Repeat each line of the material below exactly as it appears, minus any pictures.

++++ Listed entries

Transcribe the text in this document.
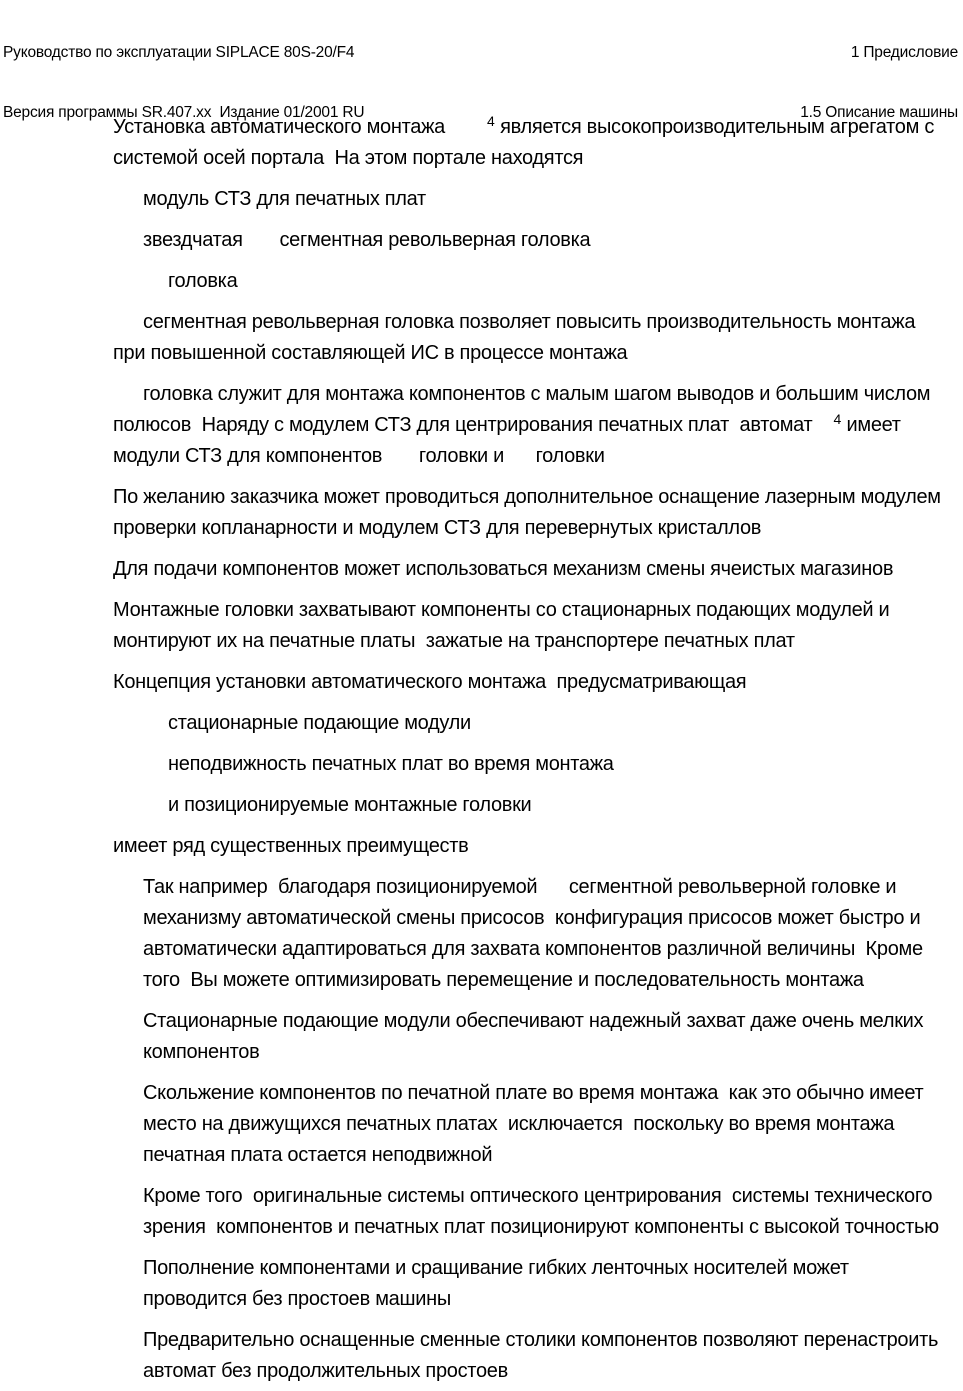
Руководство по эксплуатации SIPLACE 80S-20/F4

Версия программы SR.407.xx  Издание 01/2001 RU

1 Предисловие

1.5 Описание машины

Установка автоматического монтажа        $^4$ является высокопроизводительным агрегатом с
системой осей портала  На этом портале находятся
модуль СТЗ для печатных плат
звездчатая       сегментная револьверная головка
головка
сегментная револьверная головка позволяет повысить производительность монтажа
при повышенной составляющей ИС в процессе монтажа
головка служит для монтажа компонентов с малым шагом выводов и большим числом
полюсов  Наряду с модулем СТЗ для центрирования печатных плат  автомат    $^4$ имеет
модули СТЗ для компонентов       головки и      головки
По желанию заказчика может проводиться дополнительное оснащение лазерным модулем
проверки копланарности и модулем СТЗ для перевернутых кристаллов
Для подачи компонентов может использоваться механизм смены ячеистых магазинов
Монтажные головки захватывают компоненты со стационарных подающих модулей и
монтируют их на печатные платы  зажатые на транспортере печатных плат
Концепция установки автоматического монтажа  предусматривающая
стационарные подающие модули
неподвижность печатных плат во время монтажа
и позиционируемые монтажные головки
имеет ряд существенных преимуществ
Так например  благодаря позиционируемой      сегментной револьверной головке и
механизму автоматической смены присосов  конфигурация присосов может быстро и
автоматически адаптироваться для захвата компонентов различной величины  Кроме
того  Вы можете оптимизировать перемещение и последовательность монтажа
Стационарные подающие модули обеспечивают надежный захват даже очень мелких
компонентов
Скольжение компонентов по печатной плате во время монтажа  как это обычно имеет
место на движущихся печатных платах  исключается  поскольку во время монтажа
печатная плата остается неподвижной
Кроме того  оригинальные системы оптического центрирования  системы технического
зрения  компонентов и печатных плат позиционируют компоненты с высокой точностью
Пополнение компонентами и сращивание гибких ленточных носителей может
проводится без простоев машины
Предварительно оснащенные сменные столики компонентов позволяют перенастроить
автомат без продолжительных простоев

++++++++

Correct output:
Transcribe the text in this document.
Руководство по эксплуатации SIPLACE 80S-20/F4

Версия программы SR.407.xx  Издание 01/2001 RU

1 Предисловие

1.5 Описание машины

Установка автоматического монтажа        $^4$ является высокопроизводительным агрегатом с
системой осей портала  На этом портале находятся
модуль СТЗ для печатных плат
звездчатая       сегментная револьверная головка
головка
сегментная револьверная головка позволяет повысить производительность монтажа
при повышенной составляющей ИС в процессе монтажа
головка служит для монтажа компонентов с малым шагом выводов и большим числом
полюсов  Наряду с модулем СТЗ для центрирования печатных плат  автомат    $^4$ имеет
модули СТЗ для компонентов       головки и      головки
По желанию заказчика может проводиться дополнительное оснащение лазерным модулем
проверки копланарности и модулем СТЗ для перевернутых кристаллов
Для подачи компонентов может использоваться механизм смены ячеистых магазинов
Монтажные головки захватывают компоненты со стационарных подающих модулей и
монтируют их на печатные платы  зажатые на транспортере печатных плат
Концепция установки автоматического монтажа  предусматривающая
стационарные подающие модули
неподвижность печатных плат во время монтажа
и позиционируемые монтажные головки
имеет ряд существенных преимуществ
Так например  благодаря позиционируемой      сегментной револьверной головке и
механизму автоматической смены присосов  конфигурация присосов может быстро и
автоматически адаптироваться для захвата компонентов различной величины  Кроме
того  Вы можете оптимизировать перемещение и последовательность монтажа
Стационарные подающие модули обеспечивают надежный захват даже очень мелких
компонентов
Скольжение компонентов по печатной плате во время монтажа  как это обычно имеет
место на движущихся печатных платах  исключается  поскольку во время монтажа
печатная плата остается неподвижной
Кроме того  оригинальные системы оптического центрирования  системы технического
зрения  компонентов и печатных плат позиционируют компоненты с высокой точностью
Пополнение компонентами и сращивание гибких ленточных носителей может
проводится без простоев машины
Предварительно оснащенные сменные столики компонентов позволяют перенастроить
автомат без продолжительных простоев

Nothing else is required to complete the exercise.